[Data entries]
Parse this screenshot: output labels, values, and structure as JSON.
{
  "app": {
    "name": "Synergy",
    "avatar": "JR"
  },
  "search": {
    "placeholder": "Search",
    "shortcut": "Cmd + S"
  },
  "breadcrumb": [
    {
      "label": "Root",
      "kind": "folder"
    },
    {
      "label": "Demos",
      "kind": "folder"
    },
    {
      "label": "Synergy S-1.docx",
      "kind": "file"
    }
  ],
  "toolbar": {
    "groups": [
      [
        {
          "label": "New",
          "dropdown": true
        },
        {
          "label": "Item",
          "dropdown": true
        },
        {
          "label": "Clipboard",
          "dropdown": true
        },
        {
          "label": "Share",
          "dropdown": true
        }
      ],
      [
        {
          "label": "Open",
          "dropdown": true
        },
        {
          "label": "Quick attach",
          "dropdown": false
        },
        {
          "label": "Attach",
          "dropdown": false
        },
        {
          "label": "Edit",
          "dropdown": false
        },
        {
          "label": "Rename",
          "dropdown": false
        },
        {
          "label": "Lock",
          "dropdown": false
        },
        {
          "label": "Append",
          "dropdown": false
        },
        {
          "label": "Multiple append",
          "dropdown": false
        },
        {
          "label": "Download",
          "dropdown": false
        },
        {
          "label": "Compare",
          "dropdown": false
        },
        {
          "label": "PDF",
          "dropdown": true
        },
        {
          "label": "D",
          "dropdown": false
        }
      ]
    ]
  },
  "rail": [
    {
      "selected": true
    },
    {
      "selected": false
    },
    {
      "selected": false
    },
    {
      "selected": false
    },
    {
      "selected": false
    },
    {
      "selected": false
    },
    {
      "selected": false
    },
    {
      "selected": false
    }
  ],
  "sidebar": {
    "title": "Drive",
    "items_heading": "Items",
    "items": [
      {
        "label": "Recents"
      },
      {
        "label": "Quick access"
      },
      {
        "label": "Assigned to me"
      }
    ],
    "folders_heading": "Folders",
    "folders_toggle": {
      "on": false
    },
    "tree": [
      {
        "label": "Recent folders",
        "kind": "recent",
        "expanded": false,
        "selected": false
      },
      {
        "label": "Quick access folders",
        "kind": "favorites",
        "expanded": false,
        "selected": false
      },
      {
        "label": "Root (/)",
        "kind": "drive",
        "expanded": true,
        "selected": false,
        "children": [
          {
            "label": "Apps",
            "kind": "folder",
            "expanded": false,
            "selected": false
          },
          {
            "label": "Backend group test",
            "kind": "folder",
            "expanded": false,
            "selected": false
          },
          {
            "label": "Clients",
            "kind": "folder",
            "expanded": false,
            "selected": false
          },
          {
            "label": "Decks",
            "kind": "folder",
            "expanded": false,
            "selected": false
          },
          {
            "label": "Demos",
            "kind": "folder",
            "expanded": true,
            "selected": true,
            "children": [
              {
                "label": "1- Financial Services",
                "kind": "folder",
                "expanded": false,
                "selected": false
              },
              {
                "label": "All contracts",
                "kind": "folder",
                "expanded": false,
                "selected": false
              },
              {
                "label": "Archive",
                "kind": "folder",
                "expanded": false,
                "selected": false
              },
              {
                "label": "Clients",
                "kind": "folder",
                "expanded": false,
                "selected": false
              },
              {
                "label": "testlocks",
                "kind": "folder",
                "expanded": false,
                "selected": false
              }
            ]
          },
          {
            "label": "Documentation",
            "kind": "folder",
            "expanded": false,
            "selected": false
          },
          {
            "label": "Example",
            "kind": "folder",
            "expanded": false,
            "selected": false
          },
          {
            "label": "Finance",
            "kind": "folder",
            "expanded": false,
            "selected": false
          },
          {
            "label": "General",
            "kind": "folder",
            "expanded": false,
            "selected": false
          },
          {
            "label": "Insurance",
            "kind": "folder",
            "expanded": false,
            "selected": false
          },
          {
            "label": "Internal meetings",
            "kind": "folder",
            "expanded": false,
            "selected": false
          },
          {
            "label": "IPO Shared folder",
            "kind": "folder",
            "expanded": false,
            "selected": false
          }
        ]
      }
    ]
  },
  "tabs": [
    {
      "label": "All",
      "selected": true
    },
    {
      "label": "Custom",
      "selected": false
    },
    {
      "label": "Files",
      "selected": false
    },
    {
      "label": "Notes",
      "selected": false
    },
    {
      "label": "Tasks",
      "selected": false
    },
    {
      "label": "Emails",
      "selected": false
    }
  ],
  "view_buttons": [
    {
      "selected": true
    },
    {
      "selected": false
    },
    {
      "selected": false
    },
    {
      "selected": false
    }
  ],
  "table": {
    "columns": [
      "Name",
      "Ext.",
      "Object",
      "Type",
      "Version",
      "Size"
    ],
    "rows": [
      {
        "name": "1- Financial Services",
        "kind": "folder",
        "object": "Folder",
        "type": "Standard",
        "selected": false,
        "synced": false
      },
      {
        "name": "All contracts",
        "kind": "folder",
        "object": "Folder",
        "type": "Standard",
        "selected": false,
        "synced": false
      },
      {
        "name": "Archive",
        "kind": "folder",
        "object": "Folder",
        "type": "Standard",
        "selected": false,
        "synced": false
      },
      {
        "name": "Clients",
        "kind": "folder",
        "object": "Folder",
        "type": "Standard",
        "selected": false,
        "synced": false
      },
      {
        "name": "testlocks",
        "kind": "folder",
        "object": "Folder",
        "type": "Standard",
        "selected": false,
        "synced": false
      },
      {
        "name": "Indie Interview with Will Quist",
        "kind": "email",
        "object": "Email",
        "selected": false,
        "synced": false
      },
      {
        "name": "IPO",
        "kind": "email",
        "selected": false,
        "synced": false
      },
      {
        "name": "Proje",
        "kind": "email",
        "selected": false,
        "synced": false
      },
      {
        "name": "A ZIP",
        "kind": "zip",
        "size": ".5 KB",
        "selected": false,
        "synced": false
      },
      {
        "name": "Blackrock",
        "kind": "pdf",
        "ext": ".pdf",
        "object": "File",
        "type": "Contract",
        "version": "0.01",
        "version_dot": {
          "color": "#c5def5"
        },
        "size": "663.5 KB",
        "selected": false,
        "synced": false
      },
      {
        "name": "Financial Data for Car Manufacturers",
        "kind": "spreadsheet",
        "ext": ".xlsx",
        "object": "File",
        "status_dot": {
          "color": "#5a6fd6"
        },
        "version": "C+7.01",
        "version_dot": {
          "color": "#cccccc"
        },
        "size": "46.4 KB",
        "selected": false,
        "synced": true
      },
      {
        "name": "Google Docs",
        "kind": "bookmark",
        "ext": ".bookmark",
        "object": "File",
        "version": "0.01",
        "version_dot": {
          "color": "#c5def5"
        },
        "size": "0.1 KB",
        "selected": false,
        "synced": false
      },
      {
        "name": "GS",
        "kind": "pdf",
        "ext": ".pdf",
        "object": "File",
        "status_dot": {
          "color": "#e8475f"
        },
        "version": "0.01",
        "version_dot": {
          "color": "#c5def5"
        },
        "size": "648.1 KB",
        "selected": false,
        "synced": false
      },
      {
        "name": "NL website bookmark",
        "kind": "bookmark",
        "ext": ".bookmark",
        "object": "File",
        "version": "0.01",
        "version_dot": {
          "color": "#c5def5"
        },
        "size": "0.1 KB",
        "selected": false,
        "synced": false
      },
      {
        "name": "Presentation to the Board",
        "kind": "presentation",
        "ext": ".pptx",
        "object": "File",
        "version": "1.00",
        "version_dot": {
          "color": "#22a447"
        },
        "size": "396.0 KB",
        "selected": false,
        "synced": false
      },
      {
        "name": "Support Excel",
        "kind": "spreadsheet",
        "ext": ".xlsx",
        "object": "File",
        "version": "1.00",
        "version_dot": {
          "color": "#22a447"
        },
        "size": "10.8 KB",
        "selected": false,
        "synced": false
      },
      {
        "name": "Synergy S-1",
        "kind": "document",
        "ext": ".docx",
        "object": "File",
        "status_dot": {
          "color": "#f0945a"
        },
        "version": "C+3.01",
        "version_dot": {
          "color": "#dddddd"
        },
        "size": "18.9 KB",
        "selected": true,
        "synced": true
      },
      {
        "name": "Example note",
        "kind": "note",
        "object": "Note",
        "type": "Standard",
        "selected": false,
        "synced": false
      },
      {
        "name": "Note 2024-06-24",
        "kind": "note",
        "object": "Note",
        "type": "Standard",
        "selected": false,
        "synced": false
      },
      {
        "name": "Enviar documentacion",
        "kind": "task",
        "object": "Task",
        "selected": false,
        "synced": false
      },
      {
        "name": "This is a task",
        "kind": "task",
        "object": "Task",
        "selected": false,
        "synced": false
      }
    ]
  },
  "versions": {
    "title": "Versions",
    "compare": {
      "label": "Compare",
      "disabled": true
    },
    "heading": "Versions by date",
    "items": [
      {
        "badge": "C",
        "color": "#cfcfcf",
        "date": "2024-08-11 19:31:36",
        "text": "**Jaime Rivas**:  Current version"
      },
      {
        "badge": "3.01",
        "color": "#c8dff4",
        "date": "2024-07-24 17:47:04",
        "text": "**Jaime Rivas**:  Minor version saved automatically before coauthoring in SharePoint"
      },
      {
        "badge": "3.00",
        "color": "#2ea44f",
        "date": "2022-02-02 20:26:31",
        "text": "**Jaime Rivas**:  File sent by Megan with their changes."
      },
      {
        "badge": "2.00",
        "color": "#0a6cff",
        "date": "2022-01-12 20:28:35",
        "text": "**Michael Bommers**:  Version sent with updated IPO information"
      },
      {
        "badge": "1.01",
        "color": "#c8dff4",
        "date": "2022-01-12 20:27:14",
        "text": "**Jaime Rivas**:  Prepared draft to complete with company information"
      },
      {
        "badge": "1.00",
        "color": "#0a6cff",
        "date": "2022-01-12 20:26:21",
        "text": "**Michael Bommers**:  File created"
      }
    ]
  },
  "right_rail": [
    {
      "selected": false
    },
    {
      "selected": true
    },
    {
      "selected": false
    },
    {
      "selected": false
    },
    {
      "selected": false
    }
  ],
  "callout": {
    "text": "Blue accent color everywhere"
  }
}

__PROMPT__
Read the entries and show each line that mentions "Clients".

__RESULT__
            "label": "Clients",
                "label": "Clients",
        "name": "Clients",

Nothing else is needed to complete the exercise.